DATA SECTION ▸
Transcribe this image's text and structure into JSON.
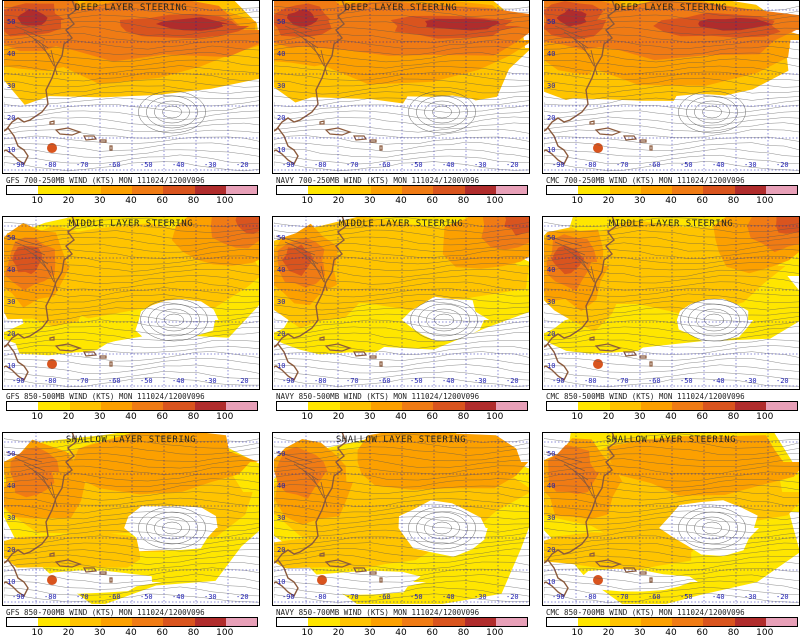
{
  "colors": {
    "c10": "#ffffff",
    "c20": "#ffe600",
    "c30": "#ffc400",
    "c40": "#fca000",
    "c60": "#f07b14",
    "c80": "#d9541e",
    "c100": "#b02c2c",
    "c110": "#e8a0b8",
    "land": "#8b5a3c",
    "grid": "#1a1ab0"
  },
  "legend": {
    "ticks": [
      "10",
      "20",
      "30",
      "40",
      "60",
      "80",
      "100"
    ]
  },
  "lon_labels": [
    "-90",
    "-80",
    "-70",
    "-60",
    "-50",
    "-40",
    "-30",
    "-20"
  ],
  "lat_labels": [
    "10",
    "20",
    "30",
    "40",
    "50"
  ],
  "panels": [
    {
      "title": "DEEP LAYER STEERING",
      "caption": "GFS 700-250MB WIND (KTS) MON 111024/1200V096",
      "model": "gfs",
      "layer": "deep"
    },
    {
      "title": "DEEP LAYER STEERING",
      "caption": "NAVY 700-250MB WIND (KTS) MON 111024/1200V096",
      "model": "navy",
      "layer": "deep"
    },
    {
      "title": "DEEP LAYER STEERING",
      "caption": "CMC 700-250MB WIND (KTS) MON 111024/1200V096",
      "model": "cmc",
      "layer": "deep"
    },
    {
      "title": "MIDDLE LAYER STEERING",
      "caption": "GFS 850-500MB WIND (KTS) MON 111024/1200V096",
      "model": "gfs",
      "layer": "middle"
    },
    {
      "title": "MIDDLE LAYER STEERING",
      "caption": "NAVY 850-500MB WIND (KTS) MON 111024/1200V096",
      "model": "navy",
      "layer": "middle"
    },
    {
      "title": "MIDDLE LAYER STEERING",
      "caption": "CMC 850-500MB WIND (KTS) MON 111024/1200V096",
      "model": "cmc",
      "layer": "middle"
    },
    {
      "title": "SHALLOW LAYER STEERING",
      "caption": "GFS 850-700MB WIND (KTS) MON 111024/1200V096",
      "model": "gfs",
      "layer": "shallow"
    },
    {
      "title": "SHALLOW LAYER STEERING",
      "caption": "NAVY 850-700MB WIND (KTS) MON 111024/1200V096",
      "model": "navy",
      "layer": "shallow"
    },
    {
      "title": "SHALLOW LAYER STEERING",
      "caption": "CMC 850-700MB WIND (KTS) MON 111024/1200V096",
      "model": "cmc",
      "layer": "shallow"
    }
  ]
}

PROBLEM TO WORK ON ▸ Leave out the pictures and give the listing above again exactly.

THE OUTPUT ▸
Transcribe this image's text and structure into JSON.
{
  "colors": {
    "c10": "#ffffff",
    "c20": "#ffe600",
    "c30": "#ffc400",
    "c40": "#fca000",
    "c60": "#f07b14",
    "c80": "#d9541e",
    "c100": "#b02c2c",
    "c110": "#e8a0b8",
    "land": "#8b5a3c",
    "grid": "#1a1ab0"
  },
  "legend": {
    "ticks": [
      "10",
      "20",
      "30",
      "40",
      "60",
      "80",
      "100"
    ]
  },
  "lon_labels": [
    "-90",
    "-80",
    "-70",
    "-60",
    "-50",
    "-40",
    "-30",
    "-20"
  ],
  "lat_labels": [
    "10",
    "20",
    "30",
    "40",
    "50"
  ],
  "panels": [
    {
      "title": "DEEP LAYER STEERING",
      "caption": "GFS 700-250MB WIND (KTS) MON 111024/1200V096",
      "model": "gfs",
      "layer": "deep"
    },
    {
      "title": "DEEP LAYER STEERING",
      "caption": "NAVY 700-250MB WIND (KTS) MON 111024/1200V096",
      "model": "navy",
      "layer": "deep"
    },
    {
      "title": "DEEP LAYER STEERING",
      "caption": "CMC 700-250MB WIND (KTS) MON 111024/1200V096",
      "model": "cmc",
      "layer": "deep"
    },
    {
      "title": "MIDDLE LAYER STEERING",
      "caption": "GFS 850-500MB WIND (KTS) MON 111024/1200V096",
      "model": "gfs",
      "layer": "middle"
    },
    {
      "title": "MIDDLE LAYER STEERING",
      "caption": "NAVY 850-500MB WIND (KTS) MON 111024/1200V096",
      "model": "navy",
      "layer": "middle"
    },
    {
      "title": "MIDDLE LAYER STEERING",
      "caption": "CMC 850-500MB WIND (KTS) MON 111024/1200V096",
      "model": "cmc",
      "layer": "middle"
    },
    {
      "title": "SHALLOW LAYER STEERING",
      "caption": "GFS 850-700MB WIND (KTS) MON 111024/1200V096",
      "model": "gfs",
      "layer": "shallow"
    },
    {
      "title": "SHALLOW LAYER STEERING",
      "caption": "NAVY 850-700MB WIND (KTS) MON 111024/1200V096",
      "model": "navy",
      "layer": "shallow"
    },
    {
      "title": "SHALLOW LAYER STEERING",
      "caption": "CMC 850-700MB WIND (KTS) MON 111024/1200V096",
      "model": "cmc",
      "layer": "shallow"
    }
  ]
}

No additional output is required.